▸ **Task brief**
Pull every line containing "encourage" from the entries.
** begin Data excerpts **
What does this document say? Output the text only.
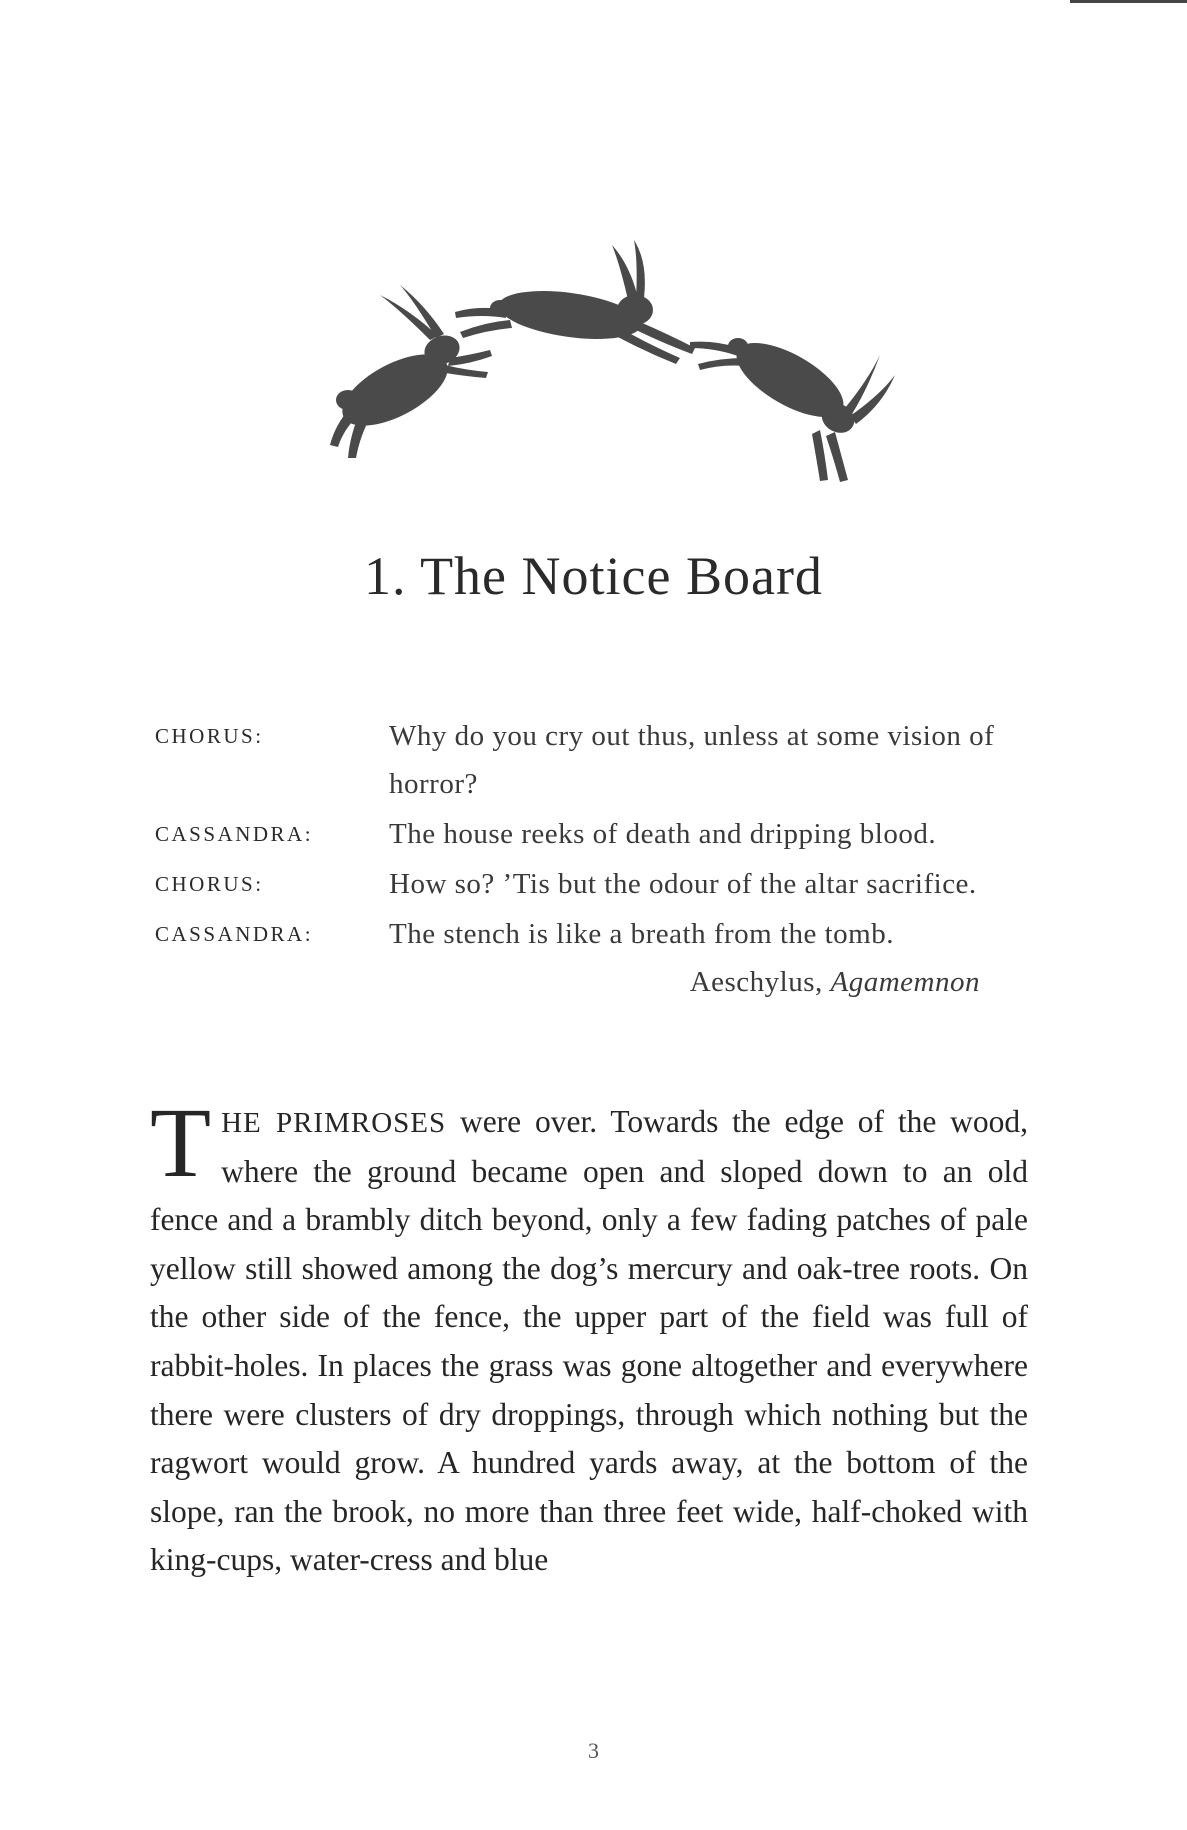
1. The Notice Board
CHORUS:	Why do you cry out thus, unless at some vision of horror?
CASSANDRA:	The house reeks of death and dripping blood.
CHORUS:	How so? ’Tis but the odour of the altar sacrifice.
CASSANDRA:	The stench is like a breath from the tomb.
Aeschylus, Agamemnon
THE PRIMROSES were over. Towards the edge of the wood, where the ground became open and sloped down to an old fence and a brambly ditch beyond, only a few fading patches of pale yellow still showed among the dog’s mercury and oak-tree roots. On the other side of the fence, the upper part of the field was full of rabbit-holes. In places the grass was gone altogether and everywhere there were clusters of dry droppings, through which nothing but the ragwort would grow. A hundred yards away, at the bottom of the slope, ran the brook, no more than three feet wide, half-choked with king-cups, water-cress and blue
3
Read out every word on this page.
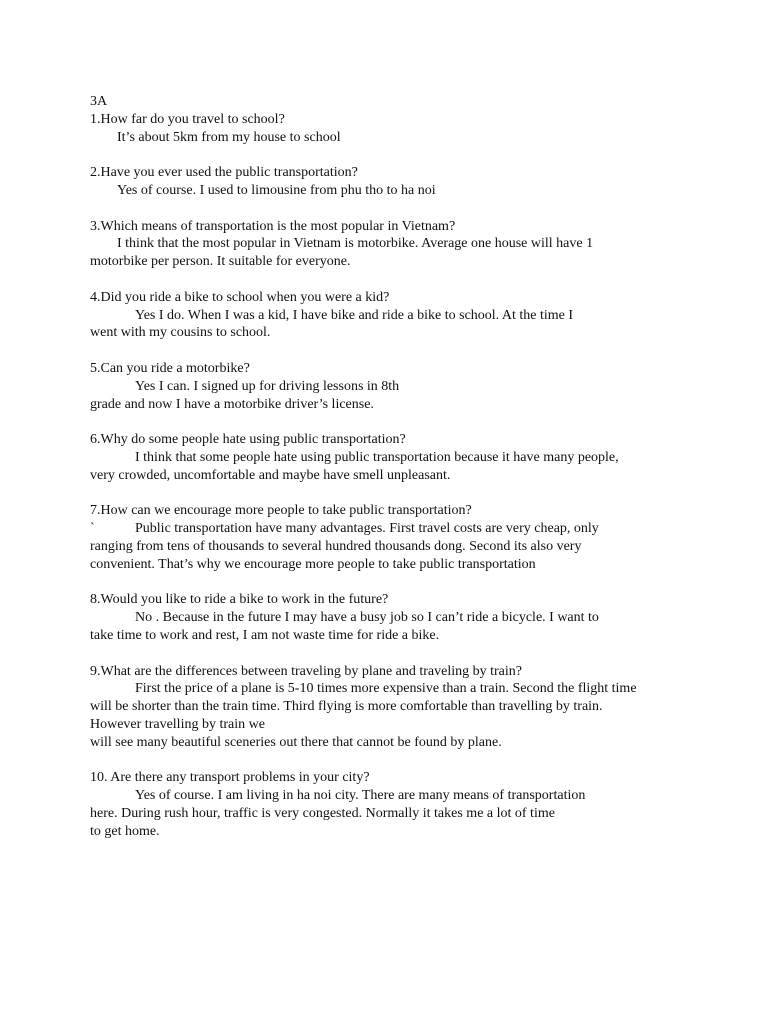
3A
1.How far do you travel to school?
It’s about 5km from my house to school
2.Have you ever used the public transportation?
Yes of course. I used to limousine from phu tho to ha noi
3.Which means of transportation is the most popular in Vietnam?
I think that the most popular in Vietnam is motorbike. Average one house will have 1
motorbike per person. It suitable for everyone.
4.Did you ride a bike to school when you were a kid?
Yes I do. When I was a kid, I have bike and ride a bike to school. At the time I
went with my cousins to school.
5.Can you ride a motorbike?
Yes I can. I signed up for driving lessons in 8th
grade and now I have a motorbike driver’s license.
6.Why do some people hate using public transportation?
I think that some people hate using public transportation because it have many people,
very crowded, uncomfortable and maybe have smell unpleasant.
7.How can we encourage more people to take public transportation?
`	Public transportation have many advantages. First travel costs are very cheap, only
ranging from tens of thousands to several hundred thousands dong. Second its also very
convenient. That’s why we encourage more people to take public transportation
8.Would you like to ride a bike to work in the future?
No . Because in the future I may have a busy job so I can’t ride a bicycle. I want to
take time to work and rest, I am not waste time for ride a bike.
9.What are the differences between traveling by plane and traveling by train?
First the price of a plane is 5-10 times more expensive than a train. Second the flight time
will be shorter than the train time. Third flying is more comfortable than travelling by train.
However travelling by train we
will see many beautiful sceneries out there that cannot be found by plane.
10. Are there any transport problems in your city?
Yes of course. I am living in ha noi city. There are many means of transportation
here. During rush hour, traffic is very congested. Normally it takes me a lot of time
to get home.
** end Data excerpts **
▸ **Answer to this task**
7.How can we encourage more people to take public transportation?
convenient. That’s why we encourage more people to take public transportation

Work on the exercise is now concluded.